THE EXERCISE: Only lines with the string "maduración" matter here; gather them from the material below.
-*-*-
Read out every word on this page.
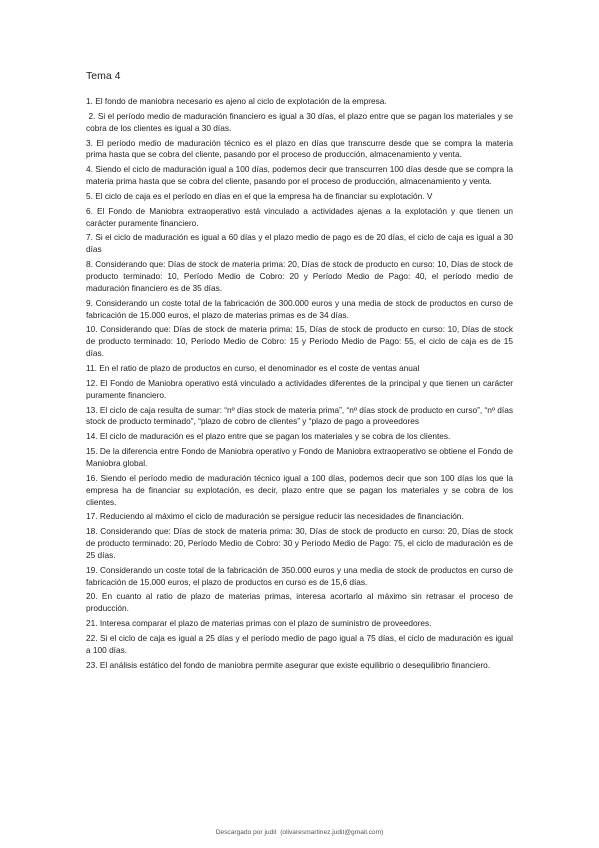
Tema 4
1. El fondo de maniobra necesario es ajeno al ciclo de explotación de la empresa.
2. Si el período medio de maduración financiero es igual a 30 días, el plazo entre que se pagan los materiales y se cobra de los clientes es igual a 30 días.
3. El período medio de maduración técnico es el plazo en días que transcurre desde que se compra la materia prima hasta que se cobra del cliente, pasando por el proceso de producción, almacenamiento y venta.
4. Siendo el ciclo de maduración igual a 100 días, podemos decir que transcurren 100 días desde que se compra la materia prima hasta que se cobra del cliente, pasando por el proceso de producción, almacenamiento y venta.
5. El ciclo de caja es el período en días en el que la empresa ha de financiar su explotación. V
6. El Fondo de Maniobra extraoperativo está vinculado a actividades ajenas a la explotación y que tienen un carácter puramente financiero.
7. Si el ciclo de maduración es igual a 60 días y el plazo medio de pago es de 20 días, el ciclo de caja es igual a 30 días
8. Considerando que: Días de stock de materia prima: 20, Días de stock de producto en curso: 10, Días de stock de producto terminado: 10, Período Medio de Cobro: 20 y Período Medio de Pago: 40, el período medio de maduración financiero es de 35 días.
9. Considerando un coste total de la fabricación de 300.000 euros y una media de stock de productos en curso de fabricación de 15.000 euros, el plazo de materias primas es de 34 días.
10. Considerando que: Días de stock de materia prima: 15, Días de stock de producto en curso: 10, Días de stock de producto terminado: 10, Período Medio de Cobro: 15 y Período Medio de Pago: 55, el ciclo de caja es de 15 días.
11. En el ratio de plazo de productos en curso, el denominador es el coste de ventas anual
12. El Fondo de Maniobra operativo está vinculado a actividades diferentes de la principal y que tienen un carácter puramente financiero.
13. El ciclo de caja resulta de sumar: “nº días stock de materia prima”, “nº días stock de producto en curso”, “nº días stock de producto terminado”, “plazo de cobro de clientes” y “plazo de pago a proveedores
14. El ciclo de maduración es el plazo entre que se pagan los materiales y se cobra de los clientes.
15. De la diferencia entre Fondo de Maniobra operativo y Fondo de Maniobra extraoperativo se obtiene el Fondo de Maniobra global.
16. Siendo el período medio de maduración técnico igual a 100 días, podemos decir que son 100 días los que la empresa ha de financiar su explotación, es decir, plazo entre que se pagan los materiales y se cobra de los clientes.
17. Reduciendo al máximo el ciclo de maduración se persigue reducir las necesidades de financiación.
18. Considerando que: Días de stock de materia prima: 30, Días de stock de producto en curso: 20, Días de stock de producto terminado: 20, Período Medio de Cobro: 30 y Período Medio de Pago: 75, el ciclo de maduración es de 25 días.
19. Considerando un coste total de la fabricación de 350.000 euros y una media de stock de productos en curso de fabricación de 15.000 euros, el plazo de productos en curso es de 15,6 días.
20. En cuanto al ratio de plazo de materias primas, interesa acortarlo al máximo sin retrasar el proceso de producción.
21. Interesa comparar el plazo de materias primas con el plazo de suministro de proveedores.
22. Si el ciclo de caja es igual a 25 días y el período medio de pago igual a 75 días, el ciclo de maduración es igual a 100 días.
23. El análisis estático del fondo de maniobra permite asegurar que existe equilibrio o desequilibrio financiero.
Descargado por judit  (olivaresmartinez.judit@gmail.com)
-*-*-
REPLY:
2. Si el período medio de maduración financiero es igual a 30 días, el plazo entre que se pagan los materiales y se cobra de los clientes es igual a 30 días.
3. El período medio de maduración técnico es el plazo en días que transcurre desde que se compra la materia prima hasta que se cobra del cliente, pasando por el proceso de producción, almacenamiento y venta.
4. Siendo el ciclo de maduración igual a 100 días, podemos decir que transcurren 100 días desde que se compra la materia prima hasta que se cobra del cliente, pasando por el proceso de producción, almacenamiento y venta.
7. Si el ciclo de maduración es igual a 60 días y el plazo medio de pago es de 20 días, el ciclo de caja es igual a 30 días
8. Considerando que: Días de stock de materia prima: 20, Días de stock de producto en curso: 10, Días de stock de producto terminado: 10, Período Medio de Cobro: 20 y Período Medio de Pago: 40, el período medio de maduración financiero es de 35 días.
14. El ciclo de maduración es el plazo entre que se pagan los materiales y se cobra de los clientes.
16. Siendo el período medio de maduración técnico igual a 100 días, podemos decir que son 100 días los que la empresa ha de financiar su explotación, es decir, plazo entre que se pagan los materiales y se cobra de los clientes.
17. Reduciendo al máximo el ciclo de maduración se persigue reducir las necesidades de financiación.
18. Considerando que: Días de stock de materia prima: 30, Días de stock de producto en curso: 20, Días de stock de producto terminado: 20, Período Medio de Cobro: 30 y Período Medio de Pago: 75, el ciclo de maduración es de 25 días.
22. Si el ciclo de caja es igual a 25 días y el período medio de pago igual a 75 días, el ciclo de maduración es igual a 100 días.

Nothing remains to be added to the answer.